WHAT THE TASK REQUIRES
For the copy, please give all of the data again exactly and leave the pictures out.
** START DATASET **
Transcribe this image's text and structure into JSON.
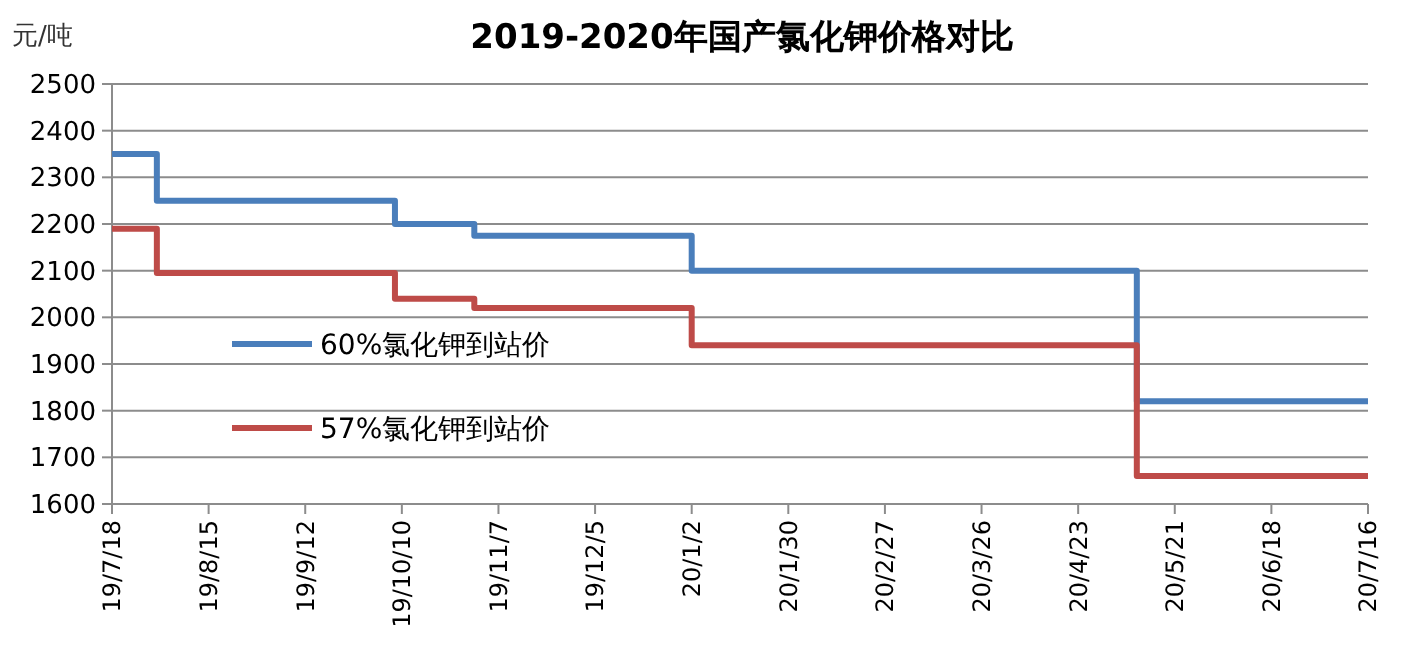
{
  "chart_data": {
    "type": "step",
    "title": "2019-2020年国产氯化钾价格对比",
    "ylabel": "元/吨",
    "x": [
      "2019-07-18",
      "2019-07-31",
      "2019-10-08",
      "2019-10-31",
      "2020-01-02",
      "2020-05-10",
      "2020-07-16"
    ],
    "series": [
      {
        "name": "60%氯化钾到站价",
        "color": "#4a7ebb",
        "values": [
          2350,
          2250,
          2200,
          2175,
          2100,
          1820,
          1820
        ]
      },
      {
        "name": "57%氯化钾到站价",
        "color": "#be4b48",
        "values": [
          2190,
          2095,
          2040,
          2020,
          1940,
          1660,
          1660
        ]
      }
    ],
    "xlim": [
      "2019-07-18",
      "2020-07-16"
    ],
    "xticks": [
      {
        "value": "2019-07-18",
        "label": "19/7/18"
      },
      {
        "value": "2019-08-15",
        "label": "19/8/15"
      },
      {
        "value": "2019-09-12",
        "label": "19/9/12"
      },
      {
        "value": "2019-10-10",
        "label": "19/10/10"
      },
      {
        "value": "2019-11-07",
        "label": "19/11/7"
      },
      {
        "value": "2019-12-05",
        "label": "19/12/5"
      },
      {
        "value": "2020-01-02",
        "label": "20/1/2"
      },
      {
        "value": "2020-01-30",
        "label": "20/1/30"
      },
      {
        "value": "2020-02-27",
        "label": "20/2/27"
      },
      {
        "value": "2020-03-26",
        "label": "20/3/26"
      },
      {
        "value": "2020-04-23",
        "label": "20/4/23"
      },
      {
        "value": "2020-05-21",
        "label": "20/5/21"
      },
      {
        "value": "2020-06-18",
        "label": "20/6/18"
      },
      {
        "value": "2020-07-16",
        "label": "20/7/16"
      }
    ],
    "ylim": [
      1600,
      2500
    ],
    "yticks": [
      1600,
      1700,
      1800,
      1900,
      2000,
      2100,
      2200,
      2300,
      2400,
      2500
    ],
    "grid": "y",
    "legend": "center left",
    "marker": "none",
    "line_style": "solid"
  }
}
** END DATASET **
RESPONSE BELOW
Transcribe this image's text and structure into JSON.
{
  "chart_data": {
    "type": "step",
    "title": "2019-2020年国产氯化钾价格对比",
    "ylabel": "元/吨",
    "x": [
      "2019-07-18",
      "2019-07-31",
      "2019-10-08",
      "2019-10-31",
      "2020-01-02",
      "2020-05-10",
      "2020-07-16"
    ],
    "series": [
      {
        "name": "60%氯化钾到站价",
        "color": "#4a7ebb",
        "values": [
          2350,
          2250,
          2200,
          2175,
          2100,
          1820,
          1820
        ]
      },
      {
        "name": "57%氯化钾到站价",
        "color": "#be4b48",
        "values": [
          2190,
          2095,
          2040,
          2020,
          1940,
          1660,
          1660
        ]
      }
    ],
    "xlim": [
      "2019-07-18",
      "2020-07-16"
    ],
    "xticks": [
      {
        "value": "2019-07-18",
        "label": "19/7/18"
      },
      {
        "value": "2019-08-15",
        "label": "19/8/15"
      },
      {
        "value": "2019-09-12",
        "label": "19/9/12"
      },
      {
        "value": "2019-10-10",
        "label": "19/10/10"
      },
      {
        "value": "2019-11-07",
        "label": "19/11/7"
      },
      {
        "value": "2019-12-05",
        "label": "19/12/5"
      },
      {
        "value": "2020-01-02",
        "label": "20/1/2"
      },
      {
        "value": "2020-01-30",
        "label": "20/1/30"
      },
      {
        "value": "2020-02-27",
        "label": "20/2/27"
      },
      {
        "value": "2020-03-26",
        "label": "20/3/26"
      },
      {
        "value": "2020-04-23",
        "label": "20/4/23"
      },
      {
        "value": "2020-05-21",
        "label": "20/5/21"
      },
      {
        "value": "2020-06-18",
        "label": "20/6/18"
      },
      {
        "value": "2020-07-16",
        "label": "20/7/16"
      }
    ],
    "ylim": [
      1600,
      2500
    ],
    "yticks": [
      1600,
      1700,
      1800,
      1900,
      2000,
      2100,
      2200,
      2300,
      2400,
      2500
    ],
    "grid": "y",
    "legend": "center left",
    "marker": "none",
    "line_style": "solid"
  }
}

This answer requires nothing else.